**Exercise:**
Search the listing below for the string "Preliminary" and copy every line where it occurs.

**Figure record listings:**
^^^^^^^^
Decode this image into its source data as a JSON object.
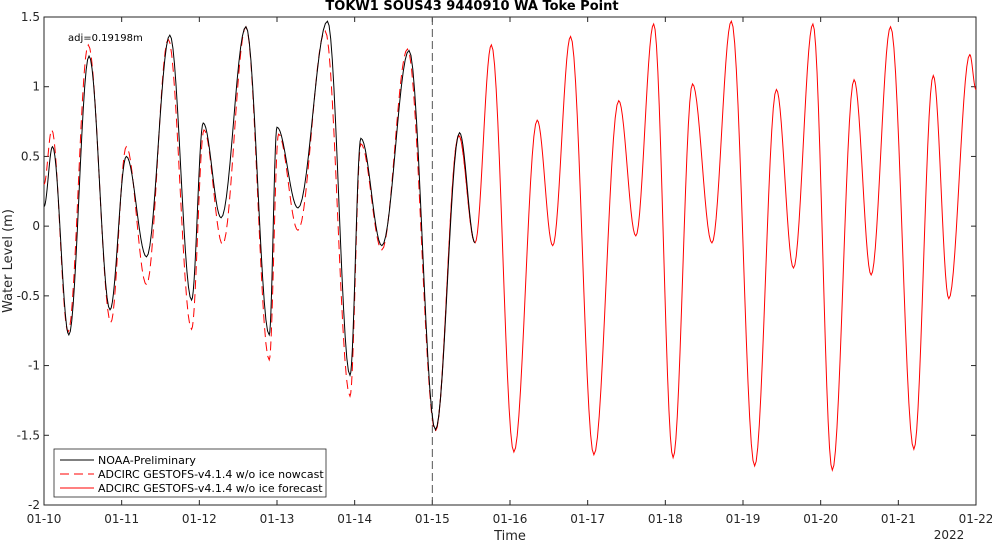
{
  "chart_data": {
    "type": "line",
    "title": "TOKW1 SOUS43 9440910 WA Toke Point",
    "xlabel": "Time",
    "ylabel": "Water Level (m)",
    "ylim": [
      -2,
      1.5
    ],
    "xlim": [
      "2022-01-10",
      "2022-01-22"
    ],
    "x_tick_labels": [
      "01-10",
      "01-11",
      "01-12",
      "01-13",
      "01-14",
      "01-15",
      "01-16",
      "01-17",
      "01-18",
      "01-19",
      "01-20",
      "01-21",
      "01-22"
    ],
    "year_label": "2022",
    "y_ticks": [
      -2,
      -1.5,
      -1,
      -0.5,
      0,
      0.5,
      1,
      1.5
    ],
    "y_tick_labels": [
      "-2",
      "-1.5",
      "-1",
      "-0.5",
      "0",
      "0.5",
      "1",
      "1.5"
    ],
    "annotation": "adj=0.19198m",
    "nowcast_forecast_boundary": "2022-01-15",
    "grid": false,
    "legend_position": "bottom-left",
    "legend": [
      {
        "label": "NOAA-Preliminary",
        "color": "#000000",
        "style": "solid"
      },
      {
        "label": "ADCIRC GESTOFS-v4.1.4 w/o ice nowcast",
        "color": "#ff0000",
        "style": "dashed"
      },
      {
        "label": "ADCIRC GESTOFS-v4.1.4 w/o ice forecast",
        "color": "#ff0000",
        "style": "solid"
      }
    ],
    "series": [
      {
        "name": "NOAA-Preliminary",
        "color": "#000000",
        "style": "solid",
        "x_day_of_month": [
          10.0,
          10.11,
          10.32,
          10.58,
          10.85,
          11.06,
          11.32,
          11.62,
          11.9,
          12.05,
          12.28,
          12.6,
          12.9,
          13.0,
          13.27,
          13.65,
          13.94,
          14.08,
          14.35,
          14.7,
          15.04,
          15.35,
          15.55
        ],
        "y": [
          0.14,
          0.57,
          -0.78,
          1.22,
          -0.6,
          0.5,
          -0.22,
          1.37,
          -0.53,
          0.74,
          0.06,
          1.43,
          -0.78,
          0.71,
          0.13,
          1.47,
          -1.07,
          0.63,
          -0.14,
          1.26,
          -1.46,
          0.67,
          -0.12
        ]
      },
      {
        "name": "ADCIRC GESTOFS-v4.1.4 w/o ice nowcast",
        "color": "#ff0000",
        "style": "dashed",
        "x_day_of_month": [
          10.0,
          10.1,
          10.31,
          10.57,
          10.86,
          11.06,
          11.32,
          11.6,
          11.9,
          12.06,
          12.3,
          12.6,
          12.9,
          13.02,
          13.27,
          13.62,
          13.94,
          14.08,
          14.35,
          14.68,
          15.04,
          15.34,
          15.55
        ],
        "y": [
          0.3,
          0.69,
          -0.76,
          1.3,
          -0.69,
          0.57,
          -0.42,
          1.34,
          -0.74,
          0.69,
          -0.13,
          1.43,
          -0.96,
          0.66,
          -0.03,
          1.4,
          -1.22,
          0.59,
          -0.17,
          1.27,
          -1.47,
          0.65,
          -0.12
        ]
      },
      {
        "name": "ADCIRC GESTOFS-v4.1.4 w/o ice forecast",
        "color": "#ff0000",
        "style": "solid",
        "x_day_of_month": [
          15.04,
          15.34,
          15.55,
          15.76,
          16.05,
          16.35,
          16.55,
          16.78,
          17.08,
          17.4,
          17.62,
          17.85,
          18.1,
          18.35,
          18.6,
          18.85,
          19.15,
          19.43,
          19.65,
          19.9,
          20.15,
          20.43,
          20.65,
          20.9,
          21.2,
          21.45,
          21.65,
          21.92,
          22.0
        ],
        "y": [
          -1.47,
          0.65,
          -0.12,
          1.3,
          -1.62,
          0.76,
          -0.14,
          1.36,
          -1.64,
          0.9,
          -0.07,
          1.45,
          -1.66,
          1.02,
          -0.12,
          1.47,
          -1.72,
          0.98,
          -0.3,
          1.45,
          -1.75,
          1.05,
          -0.35,
          1.43,
          -1.6,
          1.08,
          -0.52,
          1.23,
          0.98
        ]
      }
    ]
  }
}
^^^^^^^^
**The completed task:**
        "label": "NOAA-Preliminary",
        "name": "NOAA-Preliminary",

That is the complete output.